## What you will do
Can you transcribe every record below exactly as it appears?
# # #
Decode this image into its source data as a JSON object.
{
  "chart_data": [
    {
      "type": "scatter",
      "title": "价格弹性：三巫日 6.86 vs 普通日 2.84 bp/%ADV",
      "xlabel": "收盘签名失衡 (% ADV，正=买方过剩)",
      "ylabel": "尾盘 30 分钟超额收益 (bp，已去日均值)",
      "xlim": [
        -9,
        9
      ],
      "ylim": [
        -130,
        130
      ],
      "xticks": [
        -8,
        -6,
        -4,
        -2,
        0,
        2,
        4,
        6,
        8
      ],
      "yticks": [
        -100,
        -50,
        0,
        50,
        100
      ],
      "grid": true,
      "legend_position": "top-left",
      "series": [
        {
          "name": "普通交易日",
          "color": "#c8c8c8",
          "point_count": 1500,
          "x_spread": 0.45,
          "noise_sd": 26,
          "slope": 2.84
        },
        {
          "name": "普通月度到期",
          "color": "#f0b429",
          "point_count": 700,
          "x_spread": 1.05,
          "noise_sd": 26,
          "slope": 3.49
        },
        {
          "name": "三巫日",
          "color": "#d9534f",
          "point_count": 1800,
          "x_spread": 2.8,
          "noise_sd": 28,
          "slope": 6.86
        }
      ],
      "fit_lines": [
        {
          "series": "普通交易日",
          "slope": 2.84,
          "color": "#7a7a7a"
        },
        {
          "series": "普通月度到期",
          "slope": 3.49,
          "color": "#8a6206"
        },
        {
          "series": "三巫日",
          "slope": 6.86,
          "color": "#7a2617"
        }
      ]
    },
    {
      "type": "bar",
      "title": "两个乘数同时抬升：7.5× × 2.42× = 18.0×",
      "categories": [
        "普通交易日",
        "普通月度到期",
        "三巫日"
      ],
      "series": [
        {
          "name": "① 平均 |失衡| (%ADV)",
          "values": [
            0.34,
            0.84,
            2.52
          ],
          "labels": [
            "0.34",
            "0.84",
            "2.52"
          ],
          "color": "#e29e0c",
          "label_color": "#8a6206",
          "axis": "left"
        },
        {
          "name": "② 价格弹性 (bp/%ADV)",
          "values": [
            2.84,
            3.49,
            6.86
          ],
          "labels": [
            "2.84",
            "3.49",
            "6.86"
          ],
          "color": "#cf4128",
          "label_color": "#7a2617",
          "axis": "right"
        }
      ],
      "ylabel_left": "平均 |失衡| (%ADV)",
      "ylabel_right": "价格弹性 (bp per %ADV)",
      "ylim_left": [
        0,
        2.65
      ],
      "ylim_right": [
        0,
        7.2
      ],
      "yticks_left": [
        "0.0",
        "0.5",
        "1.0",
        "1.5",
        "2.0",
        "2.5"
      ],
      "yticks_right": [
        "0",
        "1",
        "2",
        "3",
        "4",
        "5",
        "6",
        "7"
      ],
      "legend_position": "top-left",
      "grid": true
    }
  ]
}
# # #
## Answer for the task
Decode this image into its source data as a JSON object.
{
  "chart_data": [
    {
      "type": "scatter",
      "title": "价格弹性：三巫日 6.86 vs 普通日 2.84 bp/%ADV",
      "xlabel": "收盘签名失衡 (% ADV，正=买方过剩)",
      "ylabel": "尾盘 30 分钟超额收益 (bp，已去日均值)",
      "xlim": [
        -9,
        9
      ],
      "ylim": [
        -130,
        130
      ],
      "xticks": [
        -8,
        -6,
        -4,
        -2,
        0,
        2,
        4,
        6,
        8
      ],
      "yticks": [
        -100,
        -50,
        0,
        50,
        100
      ],
      "grid": true,
      "legend_position": "top-left",
      "series": [
        {
          "name": "普通交易日",
          "color": "#c8c8c8",
          "point_count": 1500,
          "x_spread": 0.45,
          "noise_sd": 26,
          "slope": 2.84
        },
        {
          "name": "普通月度到期",
          "color": "#f0b429",
          "point_count": 700,
          "x_spread": 1.05,
          "noise_sd": 26,
          "slope": 3.49
        },
        {
          "name": "三巫日",
          "color": "#d9534f",
          "point_count": 1800,
          "x_spread": 2.8,
          "noise_sd": 28,
          "slope": 6.86
        }
      ],
      "fit_lines": [
        {
          "series": "普通交易日",
          "slope": 2.84,
          "color": "#7a7a7a"
        },
        {
          "series": "普通月度到期",
          "slope": 3.49,
          "color": "#8a6206"
        },
        {
          "series": "三巫日",
          "slope": 6.86,
          "color": "#7a2617"
        }
      ]
    },
    {
      "type": "bar",
      "title": "两个乘数同时抬升：7.5× × 2.42× = 18.0×",
      "categories": [
        "普通交易日",
        "普通月度到期",
        "三巫日"
      ],
      "series": [
        {
          "name": "① 平均 |失衡| (%ADV)",
          "values": [
            0.34,
            0.84,
            2.52
          ],
          "labels": [
            "0.34",
            "0.84",
            "2.52"
          ],
          "color": "#e29e0c",
          "label_color": "#8a6206",
          "axis": "left"
        },
        {
          "name": "② 价格弹性 (bp/%ADV)",
          "values": [
            2.84,
            3.49,
            6.86
          ],
          "labels": [
            "2.84",
            "3.49",
            "6.86"
          ],
          "color": "#cf4128",
          "label_color": "#7a2617",
          "axis": "right"
        }
      ],
      "ylabel_left": "平均 |失衡| (%ADV)",
      "ylabel_right": "价格弹性 (bp per %ADV)",
      "ylim_left": [
        0,
        2.65
      ],
      "ylim_right": [
        0,
        7.2
      ],
      "yticks_left": [
        "0.0",
        "0.5",
        "1.0",
        "1.5",
        "2.0",
        "2.5"
      ],
      "yticks_right": [
        "0",
        "1",
        "2",
        "3",
        "4",
        "5",
        "6",
        "7"
      ],
      "legend_position": "top-left",
      "grid": true
    }
  ]
}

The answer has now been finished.